====== EXCERPT TO READ

An ethics professor says all Christians in the United States are “guest workers” with an allegiance to God that supersedes national or political loyalties.
Melissa Snarr, assistant professor of ethics and society at Vanderbilt University Divinity School, called for a special kind of “immigration reform” for America’s churches, where Christians assess whether their primary devotion is to their country or to God.
“We who call ourselves Christians are not the kind of immigrants we are supposed to be,” Snarr said Monday at Belmont University in Nashville, Tenn.
Snarr–whose research centers on the intersection of religion, social change and social and political ethics–argued that amid talk of immigration reform in politics, it is also time for “a different type of immigration reform” in U.S. churches.
She challenged churches to recover teaching of classical Christian writers Tertullian and Augustine, who wrote in contexts of the reign and fall of the Roman Empire and remind that Christ’s followers in any era are supposed to be immigrants in any country where they happen to live.

============

Answer these questions using the report on Melissa Snarr's talk.
(a) What position does Snarr hold, and at which school?
(b) Where did she speak on Monday?
(c) Which two classical Christian writers did she challenge churches to recover?

====== ENTRIES SUPPLIED

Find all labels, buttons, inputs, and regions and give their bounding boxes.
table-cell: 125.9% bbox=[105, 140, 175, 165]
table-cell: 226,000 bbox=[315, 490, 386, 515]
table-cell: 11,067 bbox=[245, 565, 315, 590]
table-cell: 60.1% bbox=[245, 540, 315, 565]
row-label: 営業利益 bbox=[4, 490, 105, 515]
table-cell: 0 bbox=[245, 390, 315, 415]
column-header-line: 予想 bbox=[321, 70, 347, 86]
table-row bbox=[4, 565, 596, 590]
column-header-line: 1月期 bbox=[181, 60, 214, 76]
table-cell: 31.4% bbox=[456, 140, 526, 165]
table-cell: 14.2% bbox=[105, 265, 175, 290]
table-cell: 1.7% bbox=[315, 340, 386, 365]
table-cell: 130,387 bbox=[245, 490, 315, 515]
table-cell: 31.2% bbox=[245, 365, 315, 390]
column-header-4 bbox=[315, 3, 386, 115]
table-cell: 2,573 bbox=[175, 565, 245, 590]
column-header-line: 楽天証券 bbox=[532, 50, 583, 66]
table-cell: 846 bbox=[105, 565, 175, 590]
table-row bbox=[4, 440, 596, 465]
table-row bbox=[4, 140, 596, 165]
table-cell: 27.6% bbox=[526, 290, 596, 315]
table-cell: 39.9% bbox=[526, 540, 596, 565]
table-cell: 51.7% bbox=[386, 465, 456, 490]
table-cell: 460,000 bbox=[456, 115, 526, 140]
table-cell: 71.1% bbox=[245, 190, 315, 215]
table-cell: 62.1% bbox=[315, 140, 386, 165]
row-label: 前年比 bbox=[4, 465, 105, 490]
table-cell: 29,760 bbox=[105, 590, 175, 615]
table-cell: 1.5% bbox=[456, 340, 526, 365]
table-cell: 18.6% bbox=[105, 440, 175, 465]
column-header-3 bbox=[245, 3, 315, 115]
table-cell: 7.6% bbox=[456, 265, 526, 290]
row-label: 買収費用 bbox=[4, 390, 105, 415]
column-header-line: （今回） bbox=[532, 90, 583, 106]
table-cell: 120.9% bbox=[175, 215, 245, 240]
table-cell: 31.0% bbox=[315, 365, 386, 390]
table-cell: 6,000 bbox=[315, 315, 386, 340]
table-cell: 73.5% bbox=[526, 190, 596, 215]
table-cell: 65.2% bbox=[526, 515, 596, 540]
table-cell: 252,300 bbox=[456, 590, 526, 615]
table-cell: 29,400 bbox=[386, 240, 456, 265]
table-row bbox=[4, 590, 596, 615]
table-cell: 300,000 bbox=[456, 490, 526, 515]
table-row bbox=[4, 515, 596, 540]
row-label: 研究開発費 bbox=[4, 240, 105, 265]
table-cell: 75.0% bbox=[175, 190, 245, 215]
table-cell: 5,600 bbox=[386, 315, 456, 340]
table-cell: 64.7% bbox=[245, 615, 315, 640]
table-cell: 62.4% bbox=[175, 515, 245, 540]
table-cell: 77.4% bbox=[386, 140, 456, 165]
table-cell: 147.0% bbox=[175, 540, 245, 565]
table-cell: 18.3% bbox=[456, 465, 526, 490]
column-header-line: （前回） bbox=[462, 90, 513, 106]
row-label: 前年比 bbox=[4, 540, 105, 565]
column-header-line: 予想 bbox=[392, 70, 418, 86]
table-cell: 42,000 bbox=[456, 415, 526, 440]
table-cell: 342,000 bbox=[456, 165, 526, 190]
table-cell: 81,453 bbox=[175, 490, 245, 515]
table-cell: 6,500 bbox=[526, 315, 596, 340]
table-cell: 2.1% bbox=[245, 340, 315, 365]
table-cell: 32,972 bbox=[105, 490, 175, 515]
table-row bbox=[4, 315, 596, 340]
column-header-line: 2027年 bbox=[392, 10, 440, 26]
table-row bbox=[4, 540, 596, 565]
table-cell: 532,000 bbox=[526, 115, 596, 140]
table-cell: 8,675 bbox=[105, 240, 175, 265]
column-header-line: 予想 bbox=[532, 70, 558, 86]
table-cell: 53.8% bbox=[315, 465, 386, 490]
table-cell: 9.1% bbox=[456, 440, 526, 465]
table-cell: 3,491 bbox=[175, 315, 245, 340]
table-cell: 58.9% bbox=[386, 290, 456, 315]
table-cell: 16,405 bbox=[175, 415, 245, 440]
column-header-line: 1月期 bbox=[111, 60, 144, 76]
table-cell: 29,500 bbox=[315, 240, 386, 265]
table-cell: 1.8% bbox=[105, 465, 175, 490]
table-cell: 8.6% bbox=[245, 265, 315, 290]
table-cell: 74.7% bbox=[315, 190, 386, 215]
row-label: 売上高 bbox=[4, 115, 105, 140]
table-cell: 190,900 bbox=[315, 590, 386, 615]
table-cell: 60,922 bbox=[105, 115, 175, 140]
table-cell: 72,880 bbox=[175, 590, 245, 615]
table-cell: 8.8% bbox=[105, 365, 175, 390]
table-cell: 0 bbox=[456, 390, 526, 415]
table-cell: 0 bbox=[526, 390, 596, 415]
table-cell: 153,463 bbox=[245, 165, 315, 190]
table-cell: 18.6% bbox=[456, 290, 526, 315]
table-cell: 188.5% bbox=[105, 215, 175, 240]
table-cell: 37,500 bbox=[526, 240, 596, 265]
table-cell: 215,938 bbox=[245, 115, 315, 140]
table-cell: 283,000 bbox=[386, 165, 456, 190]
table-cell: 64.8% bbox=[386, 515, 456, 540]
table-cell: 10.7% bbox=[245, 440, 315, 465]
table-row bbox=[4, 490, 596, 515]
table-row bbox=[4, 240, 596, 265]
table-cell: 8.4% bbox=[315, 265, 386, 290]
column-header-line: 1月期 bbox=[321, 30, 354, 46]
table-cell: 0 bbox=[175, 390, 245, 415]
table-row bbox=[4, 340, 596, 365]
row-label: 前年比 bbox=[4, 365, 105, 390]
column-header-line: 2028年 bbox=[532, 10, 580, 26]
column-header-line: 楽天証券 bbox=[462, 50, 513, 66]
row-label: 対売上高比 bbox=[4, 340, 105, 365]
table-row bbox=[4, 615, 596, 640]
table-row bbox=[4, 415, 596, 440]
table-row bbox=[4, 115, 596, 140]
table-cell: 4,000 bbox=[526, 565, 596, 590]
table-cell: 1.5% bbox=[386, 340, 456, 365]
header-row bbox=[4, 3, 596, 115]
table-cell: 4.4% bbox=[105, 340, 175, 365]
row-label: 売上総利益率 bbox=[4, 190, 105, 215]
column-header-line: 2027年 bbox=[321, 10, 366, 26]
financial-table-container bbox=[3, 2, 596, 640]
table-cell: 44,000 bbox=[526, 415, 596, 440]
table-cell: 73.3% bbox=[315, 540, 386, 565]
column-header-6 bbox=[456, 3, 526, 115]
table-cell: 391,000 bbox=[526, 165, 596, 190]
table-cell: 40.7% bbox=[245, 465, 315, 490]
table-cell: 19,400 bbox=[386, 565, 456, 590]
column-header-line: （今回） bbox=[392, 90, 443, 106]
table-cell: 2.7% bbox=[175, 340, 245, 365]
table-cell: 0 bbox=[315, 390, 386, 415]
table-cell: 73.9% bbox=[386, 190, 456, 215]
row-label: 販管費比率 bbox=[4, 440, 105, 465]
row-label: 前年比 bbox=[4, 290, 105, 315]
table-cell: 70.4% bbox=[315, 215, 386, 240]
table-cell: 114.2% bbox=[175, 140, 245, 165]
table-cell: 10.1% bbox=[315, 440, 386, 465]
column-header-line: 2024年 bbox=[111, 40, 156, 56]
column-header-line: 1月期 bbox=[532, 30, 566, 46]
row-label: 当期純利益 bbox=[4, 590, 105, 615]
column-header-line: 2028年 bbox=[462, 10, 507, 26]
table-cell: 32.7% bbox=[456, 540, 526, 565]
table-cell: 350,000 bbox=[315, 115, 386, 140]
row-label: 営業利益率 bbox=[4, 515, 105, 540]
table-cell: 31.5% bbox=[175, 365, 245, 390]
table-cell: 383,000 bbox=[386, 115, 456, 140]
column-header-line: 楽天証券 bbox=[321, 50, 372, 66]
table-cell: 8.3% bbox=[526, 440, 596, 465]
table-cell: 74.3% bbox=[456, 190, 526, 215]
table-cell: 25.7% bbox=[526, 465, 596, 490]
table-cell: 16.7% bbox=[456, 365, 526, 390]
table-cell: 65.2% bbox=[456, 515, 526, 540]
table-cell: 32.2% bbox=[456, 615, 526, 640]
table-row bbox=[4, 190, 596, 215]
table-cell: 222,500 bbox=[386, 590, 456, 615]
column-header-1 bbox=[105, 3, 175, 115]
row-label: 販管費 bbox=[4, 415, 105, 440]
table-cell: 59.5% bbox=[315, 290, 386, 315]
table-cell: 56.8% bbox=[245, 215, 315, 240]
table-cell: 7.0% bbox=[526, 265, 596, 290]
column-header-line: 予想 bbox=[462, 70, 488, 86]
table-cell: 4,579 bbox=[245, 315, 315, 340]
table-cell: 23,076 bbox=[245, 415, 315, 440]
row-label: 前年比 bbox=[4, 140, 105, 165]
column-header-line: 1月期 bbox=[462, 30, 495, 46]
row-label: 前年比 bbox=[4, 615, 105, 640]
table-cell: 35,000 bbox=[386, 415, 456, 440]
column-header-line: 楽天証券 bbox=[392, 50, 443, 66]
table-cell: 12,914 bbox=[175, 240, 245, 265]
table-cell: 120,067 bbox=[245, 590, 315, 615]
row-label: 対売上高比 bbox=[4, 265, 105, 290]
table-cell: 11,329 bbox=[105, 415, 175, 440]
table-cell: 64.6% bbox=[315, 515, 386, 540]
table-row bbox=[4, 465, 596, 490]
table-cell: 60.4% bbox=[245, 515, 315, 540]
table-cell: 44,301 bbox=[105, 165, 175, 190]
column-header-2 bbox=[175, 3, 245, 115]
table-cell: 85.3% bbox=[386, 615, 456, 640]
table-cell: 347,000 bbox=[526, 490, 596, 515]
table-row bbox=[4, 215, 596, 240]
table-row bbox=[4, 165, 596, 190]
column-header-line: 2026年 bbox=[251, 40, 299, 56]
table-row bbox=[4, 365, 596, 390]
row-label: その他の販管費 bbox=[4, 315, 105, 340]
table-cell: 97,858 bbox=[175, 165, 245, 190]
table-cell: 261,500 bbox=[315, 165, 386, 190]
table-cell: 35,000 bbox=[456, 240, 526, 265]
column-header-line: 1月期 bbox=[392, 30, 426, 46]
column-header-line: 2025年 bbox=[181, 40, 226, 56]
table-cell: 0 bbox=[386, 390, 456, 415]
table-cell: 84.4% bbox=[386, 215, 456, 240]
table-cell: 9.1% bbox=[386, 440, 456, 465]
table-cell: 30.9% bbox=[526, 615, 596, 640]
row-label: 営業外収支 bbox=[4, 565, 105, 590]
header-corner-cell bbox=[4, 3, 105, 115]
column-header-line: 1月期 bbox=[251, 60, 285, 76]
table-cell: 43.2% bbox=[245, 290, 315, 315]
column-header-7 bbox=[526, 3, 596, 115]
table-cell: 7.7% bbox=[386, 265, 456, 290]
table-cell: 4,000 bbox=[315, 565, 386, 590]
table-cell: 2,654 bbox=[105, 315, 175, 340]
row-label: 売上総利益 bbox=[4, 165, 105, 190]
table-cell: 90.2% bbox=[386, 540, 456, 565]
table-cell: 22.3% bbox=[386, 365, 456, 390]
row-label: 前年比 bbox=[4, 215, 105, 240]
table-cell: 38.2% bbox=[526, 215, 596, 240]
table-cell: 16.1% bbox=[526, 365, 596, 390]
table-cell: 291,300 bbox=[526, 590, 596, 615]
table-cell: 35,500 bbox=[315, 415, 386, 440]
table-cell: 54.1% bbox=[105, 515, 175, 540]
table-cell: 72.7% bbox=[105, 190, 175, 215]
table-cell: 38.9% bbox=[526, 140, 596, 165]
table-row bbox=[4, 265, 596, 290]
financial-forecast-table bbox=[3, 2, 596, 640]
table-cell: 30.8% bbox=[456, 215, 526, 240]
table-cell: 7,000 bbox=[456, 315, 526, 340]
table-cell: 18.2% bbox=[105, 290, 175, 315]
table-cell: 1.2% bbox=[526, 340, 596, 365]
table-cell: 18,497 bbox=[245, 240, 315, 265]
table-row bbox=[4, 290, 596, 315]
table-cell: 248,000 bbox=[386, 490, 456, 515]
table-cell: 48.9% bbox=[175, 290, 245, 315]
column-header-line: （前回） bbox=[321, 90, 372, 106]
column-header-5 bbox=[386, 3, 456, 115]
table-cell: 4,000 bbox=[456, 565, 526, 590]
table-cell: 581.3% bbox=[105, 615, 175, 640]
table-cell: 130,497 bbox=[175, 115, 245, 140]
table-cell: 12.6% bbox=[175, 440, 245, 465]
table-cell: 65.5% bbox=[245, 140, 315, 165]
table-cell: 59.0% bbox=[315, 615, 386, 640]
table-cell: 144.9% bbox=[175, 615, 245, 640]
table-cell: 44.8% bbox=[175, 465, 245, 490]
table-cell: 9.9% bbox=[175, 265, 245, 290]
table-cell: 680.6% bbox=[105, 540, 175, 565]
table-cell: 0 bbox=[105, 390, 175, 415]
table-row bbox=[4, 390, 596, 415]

============

**FINAL ANSWER:**
(a) Assistant professor of ethics and society at Vanderbilt University Divinity School
(b) Belmont University in Nashville, Tenn.
(c) Tertullian and Augustine